**TASK DETAILS:** From the listing below, copy every line with the word "title".

(Data entries)
------------------------

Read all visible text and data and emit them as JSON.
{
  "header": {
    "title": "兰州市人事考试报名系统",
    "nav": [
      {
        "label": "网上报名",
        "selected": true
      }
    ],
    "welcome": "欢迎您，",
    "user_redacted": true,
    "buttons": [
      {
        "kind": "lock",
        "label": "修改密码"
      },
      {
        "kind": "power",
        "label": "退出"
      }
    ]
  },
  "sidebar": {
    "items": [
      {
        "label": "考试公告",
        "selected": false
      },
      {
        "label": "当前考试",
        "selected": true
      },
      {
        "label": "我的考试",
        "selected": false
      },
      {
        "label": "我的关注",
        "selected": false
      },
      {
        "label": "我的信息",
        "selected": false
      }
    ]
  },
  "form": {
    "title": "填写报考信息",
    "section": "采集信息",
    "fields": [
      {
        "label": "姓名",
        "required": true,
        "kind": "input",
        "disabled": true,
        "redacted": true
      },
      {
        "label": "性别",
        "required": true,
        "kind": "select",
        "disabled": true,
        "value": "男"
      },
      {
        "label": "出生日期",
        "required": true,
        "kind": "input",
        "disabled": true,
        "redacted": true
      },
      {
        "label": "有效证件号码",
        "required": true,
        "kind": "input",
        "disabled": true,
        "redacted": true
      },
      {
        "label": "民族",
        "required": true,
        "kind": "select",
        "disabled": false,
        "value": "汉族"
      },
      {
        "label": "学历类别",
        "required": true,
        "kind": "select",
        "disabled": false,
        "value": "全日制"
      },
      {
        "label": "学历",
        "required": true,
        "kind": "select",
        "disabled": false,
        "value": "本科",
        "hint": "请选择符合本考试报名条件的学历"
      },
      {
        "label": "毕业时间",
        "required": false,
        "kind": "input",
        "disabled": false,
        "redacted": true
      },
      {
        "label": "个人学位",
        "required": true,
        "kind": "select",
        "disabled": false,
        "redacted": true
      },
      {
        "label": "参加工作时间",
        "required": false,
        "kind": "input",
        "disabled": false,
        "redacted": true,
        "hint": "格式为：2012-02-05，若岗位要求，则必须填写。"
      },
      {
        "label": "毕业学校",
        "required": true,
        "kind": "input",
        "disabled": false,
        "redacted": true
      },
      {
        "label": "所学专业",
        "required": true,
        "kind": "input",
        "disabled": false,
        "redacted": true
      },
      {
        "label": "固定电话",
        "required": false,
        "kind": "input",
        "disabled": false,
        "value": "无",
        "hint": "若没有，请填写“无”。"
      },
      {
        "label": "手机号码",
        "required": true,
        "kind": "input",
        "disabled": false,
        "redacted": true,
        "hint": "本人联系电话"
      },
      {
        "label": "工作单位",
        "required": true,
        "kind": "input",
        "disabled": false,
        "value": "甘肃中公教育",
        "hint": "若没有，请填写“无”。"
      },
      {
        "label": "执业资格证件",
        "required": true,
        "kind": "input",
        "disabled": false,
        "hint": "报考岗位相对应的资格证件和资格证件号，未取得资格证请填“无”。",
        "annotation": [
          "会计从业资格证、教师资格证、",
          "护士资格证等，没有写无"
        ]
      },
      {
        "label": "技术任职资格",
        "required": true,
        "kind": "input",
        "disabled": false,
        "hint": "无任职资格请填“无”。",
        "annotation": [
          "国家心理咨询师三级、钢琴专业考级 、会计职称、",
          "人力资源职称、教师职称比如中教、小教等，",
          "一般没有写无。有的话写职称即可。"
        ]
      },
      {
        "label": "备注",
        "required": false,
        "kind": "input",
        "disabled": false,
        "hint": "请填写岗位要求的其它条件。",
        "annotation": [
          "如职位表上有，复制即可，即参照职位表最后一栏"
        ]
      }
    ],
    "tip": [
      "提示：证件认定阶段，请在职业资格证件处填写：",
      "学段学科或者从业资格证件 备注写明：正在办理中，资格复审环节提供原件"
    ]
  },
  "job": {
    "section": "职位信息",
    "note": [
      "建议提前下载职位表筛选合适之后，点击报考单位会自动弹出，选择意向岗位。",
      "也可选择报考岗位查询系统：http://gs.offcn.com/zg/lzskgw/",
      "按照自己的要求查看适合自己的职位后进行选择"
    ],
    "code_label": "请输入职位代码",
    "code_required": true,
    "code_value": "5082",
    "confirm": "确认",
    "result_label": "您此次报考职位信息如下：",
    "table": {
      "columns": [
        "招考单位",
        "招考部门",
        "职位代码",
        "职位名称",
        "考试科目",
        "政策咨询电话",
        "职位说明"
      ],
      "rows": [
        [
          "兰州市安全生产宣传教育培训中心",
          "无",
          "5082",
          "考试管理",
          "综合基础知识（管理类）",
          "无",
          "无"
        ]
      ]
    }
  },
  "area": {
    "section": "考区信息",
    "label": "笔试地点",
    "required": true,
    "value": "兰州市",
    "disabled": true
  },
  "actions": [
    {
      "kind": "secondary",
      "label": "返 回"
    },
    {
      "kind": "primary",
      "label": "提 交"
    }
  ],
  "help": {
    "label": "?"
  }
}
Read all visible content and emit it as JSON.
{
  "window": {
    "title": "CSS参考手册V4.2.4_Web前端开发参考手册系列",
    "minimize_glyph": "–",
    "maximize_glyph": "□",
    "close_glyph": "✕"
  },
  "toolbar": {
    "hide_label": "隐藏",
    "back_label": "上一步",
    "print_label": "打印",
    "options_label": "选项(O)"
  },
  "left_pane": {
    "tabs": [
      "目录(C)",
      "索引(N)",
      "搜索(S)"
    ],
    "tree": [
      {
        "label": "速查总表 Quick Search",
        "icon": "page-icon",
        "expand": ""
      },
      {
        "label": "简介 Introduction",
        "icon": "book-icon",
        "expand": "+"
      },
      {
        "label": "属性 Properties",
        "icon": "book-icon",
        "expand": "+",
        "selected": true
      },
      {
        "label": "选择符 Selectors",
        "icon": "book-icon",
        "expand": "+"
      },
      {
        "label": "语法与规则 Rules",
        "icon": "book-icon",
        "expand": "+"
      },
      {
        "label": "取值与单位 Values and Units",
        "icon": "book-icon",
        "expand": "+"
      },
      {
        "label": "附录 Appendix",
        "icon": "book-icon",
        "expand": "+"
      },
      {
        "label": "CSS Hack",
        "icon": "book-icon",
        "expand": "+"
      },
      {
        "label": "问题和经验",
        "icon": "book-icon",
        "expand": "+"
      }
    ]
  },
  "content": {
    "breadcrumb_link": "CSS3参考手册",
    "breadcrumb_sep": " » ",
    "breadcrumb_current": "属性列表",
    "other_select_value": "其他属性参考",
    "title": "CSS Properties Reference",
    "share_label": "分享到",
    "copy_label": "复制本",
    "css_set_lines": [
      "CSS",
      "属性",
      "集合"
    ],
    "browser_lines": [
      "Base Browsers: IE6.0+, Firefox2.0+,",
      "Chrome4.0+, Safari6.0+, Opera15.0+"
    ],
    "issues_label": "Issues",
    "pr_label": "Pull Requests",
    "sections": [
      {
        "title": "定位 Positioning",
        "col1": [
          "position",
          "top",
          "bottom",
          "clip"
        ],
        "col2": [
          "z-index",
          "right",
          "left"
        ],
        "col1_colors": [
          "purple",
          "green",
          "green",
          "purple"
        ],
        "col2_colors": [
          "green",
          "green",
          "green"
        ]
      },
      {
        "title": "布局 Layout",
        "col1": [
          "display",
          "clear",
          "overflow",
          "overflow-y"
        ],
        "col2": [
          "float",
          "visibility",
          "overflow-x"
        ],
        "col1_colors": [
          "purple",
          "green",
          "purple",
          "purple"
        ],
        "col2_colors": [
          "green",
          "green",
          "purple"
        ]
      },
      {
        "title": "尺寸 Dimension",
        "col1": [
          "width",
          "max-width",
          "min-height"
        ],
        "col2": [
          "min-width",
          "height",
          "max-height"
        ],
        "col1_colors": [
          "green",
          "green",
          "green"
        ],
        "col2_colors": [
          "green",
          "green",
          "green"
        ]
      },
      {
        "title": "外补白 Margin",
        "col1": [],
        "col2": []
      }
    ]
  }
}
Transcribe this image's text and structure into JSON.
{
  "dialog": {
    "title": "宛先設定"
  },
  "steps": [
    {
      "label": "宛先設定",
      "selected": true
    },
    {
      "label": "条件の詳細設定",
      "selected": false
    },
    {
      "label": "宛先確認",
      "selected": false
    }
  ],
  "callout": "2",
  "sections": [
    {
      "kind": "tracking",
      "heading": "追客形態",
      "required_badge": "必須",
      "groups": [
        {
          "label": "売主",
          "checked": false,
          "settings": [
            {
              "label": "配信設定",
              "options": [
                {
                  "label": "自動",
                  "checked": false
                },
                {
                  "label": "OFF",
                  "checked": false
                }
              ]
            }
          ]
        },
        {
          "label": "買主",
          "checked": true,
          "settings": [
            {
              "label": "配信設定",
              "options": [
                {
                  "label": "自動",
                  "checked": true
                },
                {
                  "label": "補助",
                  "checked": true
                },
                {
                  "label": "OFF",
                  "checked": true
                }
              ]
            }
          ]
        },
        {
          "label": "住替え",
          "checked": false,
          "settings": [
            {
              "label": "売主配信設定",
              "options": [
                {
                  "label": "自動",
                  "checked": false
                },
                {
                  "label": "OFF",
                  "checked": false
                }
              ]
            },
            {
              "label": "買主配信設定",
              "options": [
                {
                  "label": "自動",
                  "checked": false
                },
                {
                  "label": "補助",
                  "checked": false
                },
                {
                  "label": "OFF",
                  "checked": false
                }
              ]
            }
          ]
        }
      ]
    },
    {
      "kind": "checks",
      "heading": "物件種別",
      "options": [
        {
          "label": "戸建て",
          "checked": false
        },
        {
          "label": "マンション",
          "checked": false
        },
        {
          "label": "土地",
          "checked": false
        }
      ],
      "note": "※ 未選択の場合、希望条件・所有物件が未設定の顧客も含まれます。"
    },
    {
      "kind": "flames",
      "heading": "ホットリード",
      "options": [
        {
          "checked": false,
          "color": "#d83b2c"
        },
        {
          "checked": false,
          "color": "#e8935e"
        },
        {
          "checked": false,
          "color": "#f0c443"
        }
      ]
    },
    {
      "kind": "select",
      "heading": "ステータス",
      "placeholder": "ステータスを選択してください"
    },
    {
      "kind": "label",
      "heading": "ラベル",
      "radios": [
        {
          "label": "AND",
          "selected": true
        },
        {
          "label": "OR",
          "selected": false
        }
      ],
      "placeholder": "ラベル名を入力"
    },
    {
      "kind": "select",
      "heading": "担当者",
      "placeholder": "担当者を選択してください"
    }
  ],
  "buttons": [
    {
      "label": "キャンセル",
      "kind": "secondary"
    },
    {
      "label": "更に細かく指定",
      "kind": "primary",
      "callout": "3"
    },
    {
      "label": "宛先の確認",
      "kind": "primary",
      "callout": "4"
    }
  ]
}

------------------------

**FULL SOLUTION:**
    "title": "兰州市人事考试报名系统",
    "title": "填写报考信息",
    "title": "CSS参考手册V4.2.4_Web前端开发参考手册系列",
    "title": "CSS Properties Reference",
        "title": "定位 Positioning",
        "title": "布局 Layout",
        "title": "尺寸 Dimension",
        "title": "外补白 Margin",
    "title": "宛先設定"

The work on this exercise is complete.